┌─ Exercise data
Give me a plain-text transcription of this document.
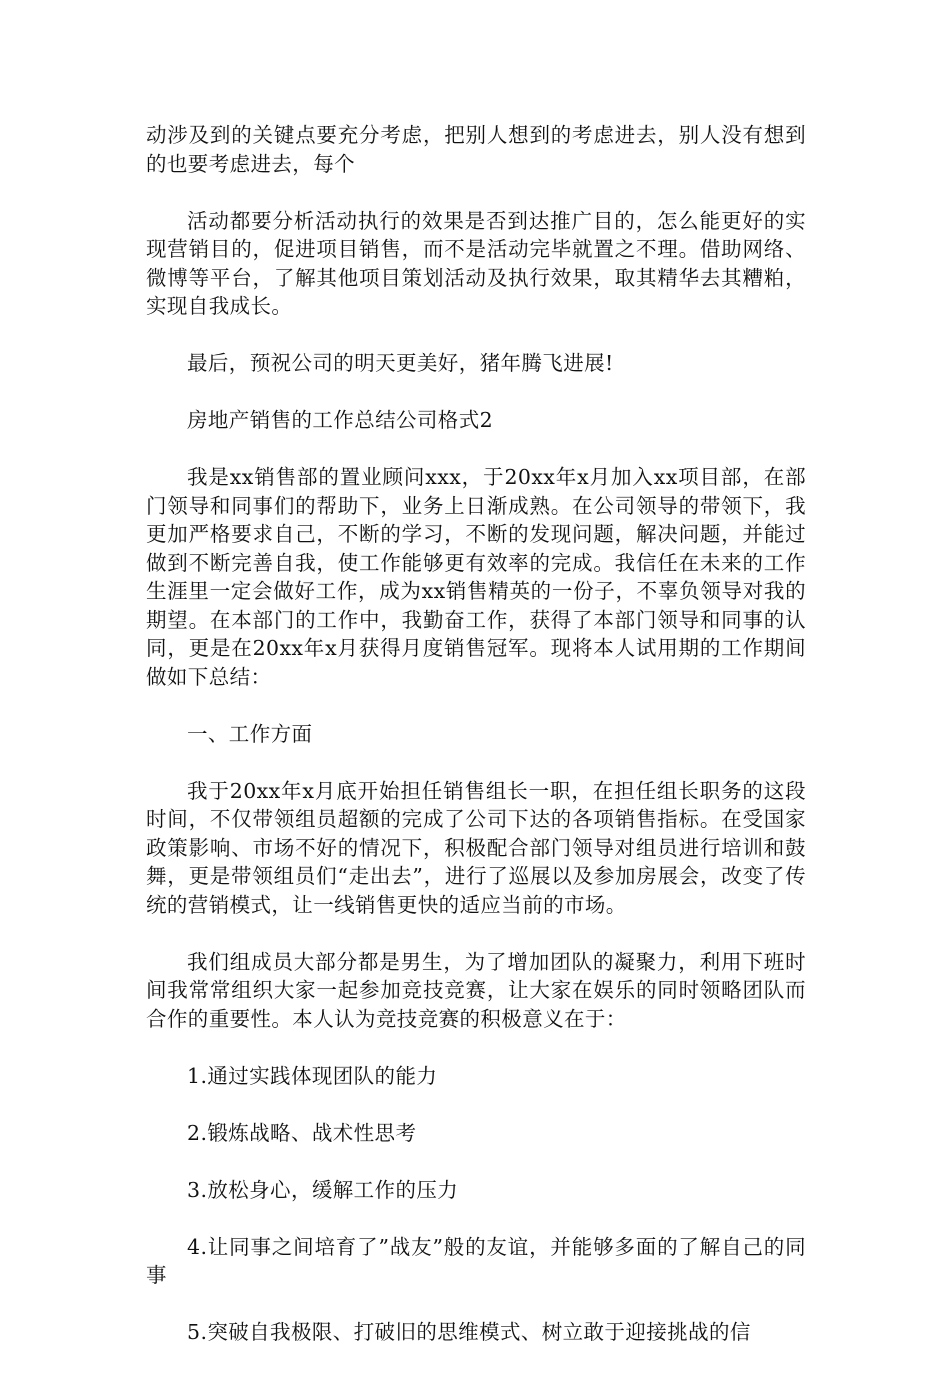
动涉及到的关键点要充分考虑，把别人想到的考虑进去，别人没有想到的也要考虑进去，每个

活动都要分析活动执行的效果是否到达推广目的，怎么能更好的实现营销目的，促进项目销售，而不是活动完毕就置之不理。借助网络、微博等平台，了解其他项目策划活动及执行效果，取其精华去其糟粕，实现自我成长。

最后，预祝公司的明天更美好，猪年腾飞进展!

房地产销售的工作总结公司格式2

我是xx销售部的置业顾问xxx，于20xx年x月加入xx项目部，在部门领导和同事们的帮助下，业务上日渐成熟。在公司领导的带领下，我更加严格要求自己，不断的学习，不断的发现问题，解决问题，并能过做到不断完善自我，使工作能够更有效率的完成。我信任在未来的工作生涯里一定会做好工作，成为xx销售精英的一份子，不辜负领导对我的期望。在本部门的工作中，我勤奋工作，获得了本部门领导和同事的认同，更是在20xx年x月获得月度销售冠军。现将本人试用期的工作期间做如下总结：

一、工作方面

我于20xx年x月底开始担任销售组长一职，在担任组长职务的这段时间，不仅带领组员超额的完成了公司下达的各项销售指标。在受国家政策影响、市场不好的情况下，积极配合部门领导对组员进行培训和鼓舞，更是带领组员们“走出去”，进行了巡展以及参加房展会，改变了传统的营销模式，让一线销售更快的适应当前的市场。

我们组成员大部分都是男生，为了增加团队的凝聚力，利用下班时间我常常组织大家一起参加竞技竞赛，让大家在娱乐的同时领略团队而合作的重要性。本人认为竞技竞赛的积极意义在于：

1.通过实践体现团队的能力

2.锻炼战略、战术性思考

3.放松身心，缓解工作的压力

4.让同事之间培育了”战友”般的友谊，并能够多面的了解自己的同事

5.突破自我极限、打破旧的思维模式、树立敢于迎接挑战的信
└─
Aim of the task: Each record must be quoted in full and exactly. Do not include the pictures.

Correct output:
Give me a plain-text transcription of this document.
动涉及到的关键点要充分考虑，把别人想到的考虑进去，别人没有想到的也要考虑进去，每个

活动都要分析活动执行的效果是否到达推广目的，怎么能更好的实现营销目的，促进项目销售，而不是活动完毕就置之不理。借助网络、微博等平台，了解其他项目策划活动及执行效果，取其精华去其糟粕，实现自我成长。

最后，预祝公司的明天更美好，猪年腾飞进展!

房地产销售的工作总结公司格式2

我是xx销售部的置业顾问xxx，于20xx年x月加入xx项目部，在部门领导和同事们的帮助下，业务上日渐成熟。在公司领导的带领下，我更加严格要求自己，不断的学习，不断的发现问题，解决问题，并能过做到不断完善自我，使工作能够更有效率的完成。我信任在未来的工作生涯里一定会做好工作，成为xx销售精英的一份子，不辜负领导对我的期望。在本部门的工作中，我勤奋工作，获得了本部门领导和同事的认同，更是在20xx年x月获得月度销售冠军。现将本人试用期的工作期间做如下总结：

一、工作方面

我于20xx年x月底开始担任销售组长一职，在担任组长职务的这段时间，不仅带领组员超额的完成了公司下达的各项销售指标。在受国家政策影响、市场不好的情况下，积极配合部门领导对组员进行培训和鼓舞，更是带领组员们“走出去”，进行了巡展以及参加房展会，改变了传统的营销模式，让一线销售更快的适应当前的市场。

我们组成员大部分都是男生，为了增加团队的凝聚力，利用下班时间我常常组织大家一起参加竞技竞赛，让大家在娱乐的同时领略团队而合作的重要性。本人认为竞技竞赛的积极意义在于：

1.通过实践体现团队的能力

2.锻炼战略、战术性思考

3.放松身心，缓解工作的压力

4.让同事之间培育了”战友”般的友谊，并能够多面的了解自己的同事

5.突破自我极限、打破旧的思维模式、树立敢于迎接挑战的信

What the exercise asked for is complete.